THE EXERCISE: Set the following entries down again exactly, line by line.

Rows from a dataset
══════════

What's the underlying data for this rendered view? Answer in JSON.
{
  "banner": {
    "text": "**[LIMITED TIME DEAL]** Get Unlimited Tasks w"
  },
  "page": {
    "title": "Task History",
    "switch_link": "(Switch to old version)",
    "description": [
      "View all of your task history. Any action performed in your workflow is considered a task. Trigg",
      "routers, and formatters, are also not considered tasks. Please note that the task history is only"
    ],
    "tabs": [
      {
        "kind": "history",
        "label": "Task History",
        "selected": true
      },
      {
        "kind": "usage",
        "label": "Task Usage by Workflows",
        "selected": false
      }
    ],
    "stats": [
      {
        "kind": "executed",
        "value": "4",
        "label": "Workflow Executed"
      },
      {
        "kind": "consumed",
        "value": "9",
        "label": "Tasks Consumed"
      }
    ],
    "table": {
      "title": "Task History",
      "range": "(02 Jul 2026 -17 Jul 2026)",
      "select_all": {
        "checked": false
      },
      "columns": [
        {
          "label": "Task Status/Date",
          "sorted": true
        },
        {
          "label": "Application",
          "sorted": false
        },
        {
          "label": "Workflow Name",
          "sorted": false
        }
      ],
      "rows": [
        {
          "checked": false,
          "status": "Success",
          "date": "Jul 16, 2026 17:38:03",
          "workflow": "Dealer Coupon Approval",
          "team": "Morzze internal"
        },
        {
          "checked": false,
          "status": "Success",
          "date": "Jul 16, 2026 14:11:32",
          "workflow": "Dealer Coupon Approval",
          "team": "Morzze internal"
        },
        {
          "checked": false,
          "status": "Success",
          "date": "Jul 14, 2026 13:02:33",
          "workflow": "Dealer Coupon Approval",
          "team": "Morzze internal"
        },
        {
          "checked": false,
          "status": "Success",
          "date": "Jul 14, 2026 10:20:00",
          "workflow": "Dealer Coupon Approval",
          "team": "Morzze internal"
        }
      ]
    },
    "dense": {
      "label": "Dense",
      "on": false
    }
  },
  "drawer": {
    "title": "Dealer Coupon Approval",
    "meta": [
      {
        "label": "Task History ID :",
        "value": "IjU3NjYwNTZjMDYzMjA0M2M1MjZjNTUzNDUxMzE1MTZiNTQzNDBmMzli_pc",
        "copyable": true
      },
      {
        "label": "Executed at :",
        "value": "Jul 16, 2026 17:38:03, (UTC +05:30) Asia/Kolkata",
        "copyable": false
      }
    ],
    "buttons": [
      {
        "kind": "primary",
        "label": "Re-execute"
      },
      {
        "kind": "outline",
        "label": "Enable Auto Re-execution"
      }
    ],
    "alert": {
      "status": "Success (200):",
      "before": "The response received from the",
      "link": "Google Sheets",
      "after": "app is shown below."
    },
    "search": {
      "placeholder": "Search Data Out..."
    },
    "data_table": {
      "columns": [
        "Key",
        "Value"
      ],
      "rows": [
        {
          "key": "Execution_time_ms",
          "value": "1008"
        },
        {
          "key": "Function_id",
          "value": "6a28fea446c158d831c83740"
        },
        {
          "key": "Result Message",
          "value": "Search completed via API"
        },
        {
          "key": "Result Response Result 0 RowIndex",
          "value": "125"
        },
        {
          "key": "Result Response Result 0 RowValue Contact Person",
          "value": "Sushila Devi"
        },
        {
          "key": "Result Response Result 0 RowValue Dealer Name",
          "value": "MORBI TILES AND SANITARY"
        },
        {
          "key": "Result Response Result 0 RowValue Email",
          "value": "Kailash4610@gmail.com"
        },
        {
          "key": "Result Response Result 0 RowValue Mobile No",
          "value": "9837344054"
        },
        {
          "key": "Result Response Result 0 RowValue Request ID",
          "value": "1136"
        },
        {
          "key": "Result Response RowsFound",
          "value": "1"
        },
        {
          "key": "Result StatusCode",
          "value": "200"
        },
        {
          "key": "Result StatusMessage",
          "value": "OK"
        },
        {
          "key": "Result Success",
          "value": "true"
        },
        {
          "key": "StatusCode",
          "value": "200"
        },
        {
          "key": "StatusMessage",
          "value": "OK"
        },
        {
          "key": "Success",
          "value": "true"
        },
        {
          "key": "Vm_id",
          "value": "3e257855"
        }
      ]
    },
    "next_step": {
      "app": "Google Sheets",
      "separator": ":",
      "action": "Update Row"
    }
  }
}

══════════

RESPONSE BELOW:
What's the underlying data for this rendered view? Answer in JSON.
{
  "banner": {
    "text": "**[LIMITED TIME DEAL]** Get Unlimited Tasks w"
  },
  "page": {
    "title": "Task History",
    "switch_link": "(Switch to old version)",
    "description": [
      "View all of your task history. Any action performed in your workflow is considered a task. Trigg",
      "routers, and formatters, are also not considered tasks. Please note that the task history is only"
    ],
    "tabs": [
      {
        "kind": "history",
        "label": "Task History",
        "selected": true
      },
      {
        "kind": "usage",
        "label": "Task Usage by Workflows",
        "selected": false
      }
    ],
    "stats": [
      {
        "kind": "executed",
        "value": "4",
        "label": "Workflow Executed"
      },
      {
        "kind": "consumed",
        "value": "9",
        "label": "Tasks Consumed"
      }
    ],
    "table": {
      "title": "Task History",
      "range": "(02 Jul 2026 -17 Jul 2026)",
      "select_all": {
        "checked": false
      },
      "columns": [
        {
          "label": "Task Status/Date",
          "sorted": true
        },
        {
          "label": "Application",
          "sorted": false
        },
        {
          "label": "Workflow Name",
          "sorted": false
        }
      ],
      "rows": [
        {
          "checked": false,
          "status": "Success",
          "date": "Jul 16, 2026 17:38:03",
          "workflow": "Dealer Coupon Approval",
          "team": "Morzze internal"
        },
        {
          "checked": false,
          "status": "Success",
          "date": "Jul 16, 2026 14:11:32",
          "workflow": "Dealer Coupon Approval",
          "team": "Morzze internal"
        },
        {
          "checked": false,
          "status": "Success",
          "date": "Jul 14, 2026 13:02:33",
          "workflow": "Dealer Coupon Approval",
          "team": "Morzze internal"
        },
        {
          "checked": false,
          "status": "Success",
          "date": "Jul 14, 2026 10:20:00",
          "workflow": "Dealer Coupon Approval",
          "team": "Morzze internal"
        }
      ]
    },
    "dense": {
      "label": "Dense",
      "on": false
    }
  },
  "drawer": {
    "title": "Dealer Coupon Approval",
    "meta": [
      {
        "label": "Task History ID :",
        "value": "IjU3NjYwNTZjMDYzMjA0M2M1MjZjNTUzNDUxMzE1MTZiNTQzNDBmMzli_pc",
        "copyable": true
      },
      {
        "label": "Executed at :",
        "value": "Jul 16, 2026 17:38:03, (UTC +05:30) Asia/Kolkata",
        "copyable": false
      }
    ],
    "buttons": [
      {
        "kind": "primary",
        "label": "Re-execute"
      },
      {
        "kind": "outline",
        "label": "Enable Auto Re-execution"
      }
    ],
    "alert": {
      "status": "Success (200):",
      "before": "The response received from the",
      "link": "Google Sheets",
      "after": "app is shown below."
    },
    "search": {
      "placeholder": "Search Data Out..."
    },
    "data_table": {
      "columns": [
        "Key",
        "Value"
      ],
      "rows": [
        {
          "key": "Execution_time_ms",
          "value": "1008"
        },
        {
          "key": "Function_id",
          "value": "6a28fea446c158d831c83740"
        },
        {
          "key": "Result Message",
          "value": "Search completed via API"
        },
        {
          "key": "Result Response Result 0 RowIndex",
          "value": "125"
        },
        {
          "key": "Result Response Result 0 RowValue Contact Person",
          "value": "Sushila Devi"
        },
        {
          "key": "Result Response Result 0 RowValue Dealer Name",
          "value": "MORBI TILES AND SANITARY"
        },
        {
          "key": "Result Response Result 0 RowValue Email",
          "value": "Kailash4610@gmail.com"
        },
        {
          "key": "Result Response Result 0 RowValue Mobile No",
          "value": "9837344054"
        },
        {
          "key": "Result Response Result 0 RowValue Request ID",
          "value": "1136"
        },
        {
          "key": "Result Response RowsFound",
          "value": "1"
        },
        {
          "key": "Result StatusCode",
          "value": "200"
        },
        {
          "key": "Result StatusMessage",
          "value": "OK"
        },
        {
          "key": "Result Success",
          "value": "true"
        },
        {
          "key": "StatusCode",
          "value": "200"
        },
        {
          "key": "StatusMessage",
          "value": "OK"
        },
        {
          "key": "Success",
          "value": "true"
        },
        {
          "key": "Vm_id",
          "value": "3e257855"
        }
      ]
    },
    "next_step": {
      "app": "Google Sheets",
      "separator": ":",
      "action": "Update Row"
    }
  }
}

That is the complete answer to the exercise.